### [WHAT IS NEEDED]
Output all the material that follows, exactly as given.

-.-.-

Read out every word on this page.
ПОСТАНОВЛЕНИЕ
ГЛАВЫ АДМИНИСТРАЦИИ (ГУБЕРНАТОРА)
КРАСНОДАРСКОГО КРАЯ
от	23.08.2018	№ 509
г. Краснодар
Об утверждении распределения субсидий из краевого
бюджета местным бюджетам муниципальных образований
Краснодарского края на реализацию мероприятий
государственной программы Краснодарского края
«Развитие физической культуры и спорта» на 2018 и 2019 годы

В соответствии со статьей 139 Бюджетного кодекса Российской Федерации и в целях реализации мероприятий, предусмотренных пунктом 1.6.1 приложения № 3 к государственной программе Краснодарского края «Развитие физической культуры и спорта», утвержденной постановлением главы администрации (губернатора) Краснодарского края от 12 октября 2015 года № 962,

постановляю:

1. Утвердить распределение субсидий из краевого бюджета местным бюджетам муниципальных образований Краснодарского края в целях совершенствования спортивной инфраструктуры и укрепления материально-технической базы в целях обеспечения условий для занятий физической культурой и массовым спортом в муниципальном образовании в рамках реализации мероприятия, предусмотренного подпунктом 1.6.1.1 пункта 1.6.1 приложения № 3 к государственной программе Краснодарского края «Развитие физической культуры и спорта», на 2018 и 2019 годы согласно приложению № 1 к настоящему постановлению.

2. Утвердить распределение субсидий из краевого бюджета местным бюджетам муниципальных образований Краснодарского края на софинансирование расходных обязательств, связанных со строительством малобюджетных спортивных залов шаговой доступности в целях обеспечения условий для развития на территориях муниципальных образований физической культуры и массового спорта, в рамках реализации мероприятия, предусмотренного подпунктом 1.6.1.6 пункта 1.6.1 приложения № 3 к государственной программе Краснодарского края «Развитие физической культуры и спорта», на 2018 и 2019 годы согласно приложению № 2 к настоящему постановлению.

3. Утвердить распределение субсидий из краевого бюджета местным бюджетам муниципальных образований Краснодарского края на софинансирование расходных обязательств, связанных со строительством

-.-.-

### [SOLUTION BELOW]
Read out every word on this page.
ПОСТАНОВЛЕНИЕ
ГЛАВЫ АДМИНИСТРАЦИИ (ГУБЕРНАТОРА)
КРАСНОДАРСКОГО КРАЯ
от	23.08.2018	№ 509
г. Краснодар
Об утверждении распределения субсидий из краевого
бюджета местным бюджетам муниципальных образований
Краснодарского края на реализацию мероприятий
государственной программы Краснодарского края
«Развитие физической культуры и спорта» на 2018 и 2019 годы

В соответствии со статьей 139 Бюджетного кодекса Российской Федерации и в целях реализации мероприятий, предусмотренных пунктом 1.6.1 приложения № 3 к государственной программе Краснодарского края «Развитие физической культуры и спорта», утвержденной постановлением главы администрации (губернатора) Краснодарского края от 12 октября 2015 года № 962,

постановляю:

1. Утвердить распределение субсидий из краевого бюджета местным бюджетам муниципальных образований Краснодарского края в целях совершенствования спортивной инфраструктуры и укрепления материально-технической базы в целях обеспечения условий для занятий физической культурой и массовым спортом в муниципальном образовании в рамках реализации мероприятия, предусмотренного подпунктом 1.6.1.1 пункта 1.6.1 приложения № 3 к государственной программе Краснодарского края «Развитие физической культуры и спорта», на 2018 и 2019 годы согласно приложению № 1 к настоящему постановлению.

2. Утвердить распределение субсидий из краевого бюджета местным бюджетам муниципальных образований Краснодарского края на софинансирование расходных обязательств, связанных со строительством малобюджетных спортивных залов шаговой доступности в целях обеспечения условий для развития на территориях муниципальных образований физической культуры и массового спорта, в рамках реализации мероприятия, предусмотренного подпунктом 1.6.1.6 пункта 1.6.1 приложения № 3 к государственной программе Краснодарского края «Развитие физической культуры и спорта», на 2018 и 2019 годы согласно приложению № 2 к настоящему постановлению.

3. Утвердить распределение субсидий из краевого бюджета местным бюджетам муниципальных образований Краснодарского края на софинансирование расходных обязательств, связанных со строительством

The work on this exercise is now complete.